THE TASK:
Write out the listing in full, matching it word for word.

################

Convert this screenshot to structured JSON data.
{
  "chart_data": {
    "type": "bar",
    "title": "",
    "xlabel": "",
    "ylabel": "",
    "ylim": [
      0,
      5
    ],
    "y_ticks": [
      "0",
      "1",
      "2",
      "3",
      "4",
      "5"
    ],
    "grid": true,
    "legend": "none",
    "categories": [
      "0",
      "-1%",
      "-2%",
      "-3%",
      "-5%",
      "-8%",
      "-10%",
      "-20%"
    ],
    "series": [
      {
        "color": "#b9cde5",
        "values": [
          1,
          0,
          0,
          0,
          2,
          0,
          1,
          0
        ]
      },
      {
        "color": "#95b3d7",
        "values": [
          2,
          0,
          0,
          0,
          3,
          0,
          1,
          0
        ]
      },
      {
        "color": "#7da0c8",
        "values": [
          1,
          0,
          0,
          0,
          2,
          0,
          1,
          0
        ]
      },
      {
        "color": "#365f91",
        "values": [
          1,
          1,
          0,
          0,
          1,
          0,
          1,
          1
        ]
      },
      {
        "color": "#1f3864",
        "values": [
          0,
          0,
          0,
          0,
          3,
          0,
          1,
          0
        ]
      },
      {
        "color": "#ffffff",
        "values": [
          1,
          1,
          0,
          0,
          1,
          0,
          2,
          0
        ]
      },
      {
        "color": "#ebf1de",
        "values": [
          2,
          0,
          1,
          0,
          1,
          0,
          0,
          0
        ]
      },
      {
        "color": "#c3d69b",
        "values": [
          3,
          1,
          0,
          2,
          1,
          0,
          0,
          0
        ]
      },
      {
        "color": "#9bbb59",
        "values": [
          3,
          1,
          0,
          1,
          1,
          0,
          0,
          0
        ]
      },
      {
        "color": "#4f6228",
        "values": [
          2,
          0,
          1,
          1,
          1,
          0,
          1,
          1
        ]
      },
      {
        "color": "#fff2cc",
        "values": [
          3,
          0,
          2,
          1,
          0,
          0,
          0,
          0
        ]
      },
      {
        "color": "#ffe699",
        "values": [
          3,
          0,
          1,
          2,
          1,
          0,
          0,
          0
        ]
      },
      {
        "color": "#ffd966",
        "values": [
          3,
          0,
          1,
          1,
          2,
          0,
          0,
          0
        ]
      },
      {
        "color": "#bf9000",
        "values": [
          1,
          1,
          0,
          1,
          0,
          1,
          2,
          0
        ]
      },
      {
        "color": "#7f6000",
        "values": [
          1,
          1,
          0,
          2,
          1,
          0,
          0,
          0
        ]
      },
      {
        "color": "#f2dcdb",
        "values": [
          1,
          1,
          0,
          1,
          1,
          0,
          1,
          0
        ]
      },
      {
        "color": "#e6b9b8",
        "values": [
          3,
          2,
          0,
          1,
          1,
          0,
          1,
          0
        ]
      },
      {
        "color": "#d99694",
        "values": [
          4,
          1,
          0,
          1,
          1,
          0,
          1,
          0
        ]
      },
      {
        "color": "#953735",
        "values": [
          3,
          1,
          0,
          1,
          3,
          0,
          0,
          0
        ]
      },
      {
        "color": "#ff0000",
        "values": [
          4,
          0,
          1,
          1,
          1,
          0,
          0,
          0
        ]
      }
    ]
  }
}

################

FINISHED ANSWER:
Convert this screenshot to structured JSON data.
{
  "chart_data": {
    "type": "bar",
    "title": "",
    "xlabel": "",
    "ylabel": "",
    "ylim": [
      0,
      5
    ],
    "y_ticks": [
      "0",
      "1",
      "2",
      "3",
      "4",
      "5"
    ],
    "grid": true,
    "legend": "none",
    "categories": [
      "0",
      "-1%",
      "-2%",
      "-3%",
      "-5%",
      "-8%",
      "-10%",
      "-20%"
    ],
    "series": [
      {
        "color": "#b9cde5",
        "values": [
          1,
          0,
          0,
          0,
          2,
          0,
          1,
          0
        ]
      },
      {
        "color": "#95b3d7",
        "values": [
          2,
          0,
          0,
          0,
          3,
          0,
          1,
          0
        ]
      },
      {
        "color": "#7da0c8",
        "values": [
          1,
          0,
          0,
          0,
          2,
          0,
          1,
          0
        ]
      },
      {
        "color": "#365f91",
        "values": [
          1,
          1,
          0,
          0,
          1,
          0,
          1,
          1
        ]
      },
      {
        "color": "#1f3864",
        "values": [
          0,
          0,
          0,
          0,
          3,
          0,
          1,
          0
        ]
      },
      {
        "color": "#ffffff",
        "values": [
          1,
          1,
          0,
          0,
          1,
          0,
          2,
          0
        ]
      },
      {
        "color": "#ebf1de",
        "values": [
          2,
          0,
          1,
          0,
          1,
          0,
          0,
          0
        ]
      },
      {
        "color": "#c3d69b",
        "values": [
          3,
          1,
          0,
          2,
          1,
          0,
          0,
          0
        ]
      },
      {
        "color": "#9bbb59",
        "values": [
          3,
          1,
          0,
          1,
          1,
          0,
          0,
          0
        ]
      },
      {
        "color": "#4f6228",
        "values": [
          2,
          0,
          1,
          1,
          1,
          0,
          1,
          1
        ]
      },
      {
        "color": "#fff2cc",
        "values": [
          3,
          0,
          2,
          1,
          0,
          0,
          0,
          0
        ]
      },
      {
        "color": "#ffe699",
        "values": [
          3,
          0,
          1,
          2,
          1,
          0,
          0,
          0
        ]
      },
      {
        "color": "#ffd966",
        "values": [
          3,
          0,
          1,
          1,
          2,
          0,
          0,
          0
        ]
      },
      {
        "color": "#bf9000",
        "values": [
          1,
          1,
          0,
          1,
          0,
          1,
          2,
          0
        ]
      },
      {
        "color": "#7f6000",
        "values": [
          1,
          1,
          0,
          2,
          1,
          0,
          0,
          0
        ]
      },
      {
        "color": "#f2dcdb",
        "values": [
          1,
          1,
          0,
          1,
          1,
          0,
          1,
          0
        ]
      },
      {
        "color": "#e6b9b8",
        "values": [
          3,
          2,
          0,
          1,
          1,
          0,
          1,
          0
        ]
      },
      {
        "color": "#d99694",
        "values": [
          4,
          1,
          0,
          1,
          1,
          0,
          1,
          0
        ]
      },
      {
        "color": "#953735",
        "values": [
          3,
          1,
          0,
          1,
          3,
          0,
          0,
          0
        ]
      },
      {
        "color": "#ff0000",
        "values": [
          4,
          0,
          1,
          1,
          1,
          0,
          0,
          0
        ]
      }
    ]
  }
}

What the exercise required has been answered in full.